Source records
------------------------------------

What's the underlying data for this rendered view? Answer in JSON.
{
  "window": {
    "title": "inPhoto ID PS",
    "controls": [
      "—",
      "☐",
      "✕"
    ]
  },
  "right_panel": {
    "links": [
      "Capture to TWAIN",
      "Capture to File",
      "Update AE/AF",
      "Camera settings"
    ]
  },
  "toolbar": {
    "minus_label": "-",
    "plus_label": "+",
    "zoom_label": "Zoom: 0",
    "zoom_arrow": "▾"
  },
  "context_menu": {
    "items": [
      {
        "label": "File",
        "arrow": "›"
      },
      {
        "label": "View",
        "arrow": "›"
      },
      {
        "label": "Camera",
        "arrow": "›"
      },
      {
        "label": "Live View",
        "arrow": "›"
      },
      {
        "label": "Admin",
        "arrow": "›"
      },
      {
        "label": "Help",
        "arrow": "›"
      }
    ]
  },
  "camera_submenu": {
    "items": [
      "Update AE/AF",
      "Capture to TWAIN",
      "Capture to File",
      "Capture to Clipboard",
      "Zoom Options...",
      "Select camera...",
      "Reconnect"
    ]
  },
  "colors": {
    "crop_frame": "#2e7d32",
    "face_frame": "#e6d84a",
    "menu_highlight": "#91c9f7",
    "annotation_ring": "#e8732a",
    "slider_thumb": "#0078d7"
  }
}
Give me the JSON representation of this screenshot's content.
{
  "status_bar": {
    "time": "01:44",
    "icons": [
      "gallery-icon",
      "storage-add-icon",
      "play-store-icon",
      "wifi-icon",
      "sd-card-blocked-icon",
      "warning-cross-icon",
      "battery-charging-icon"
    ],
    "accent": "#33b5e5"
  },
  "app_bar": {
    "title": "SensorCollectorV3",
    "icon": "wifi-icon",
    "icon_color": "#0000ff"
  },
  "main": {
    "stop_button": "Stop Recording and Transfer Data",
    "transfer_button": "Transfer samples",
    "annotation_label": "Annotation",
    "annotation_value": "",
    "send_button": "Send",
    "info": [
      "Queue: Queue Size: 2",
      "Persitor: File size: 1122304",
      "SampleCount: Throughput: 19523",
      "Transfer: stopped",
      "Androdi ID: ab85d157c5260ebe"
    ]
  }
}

------------------------------------

Given request:
Filter the records above and return every line that holds the word "this".

Answer below:
What's the underlying data for this rendered view? Answer in JSON.
Give me the JSON representation of this screenshot's content.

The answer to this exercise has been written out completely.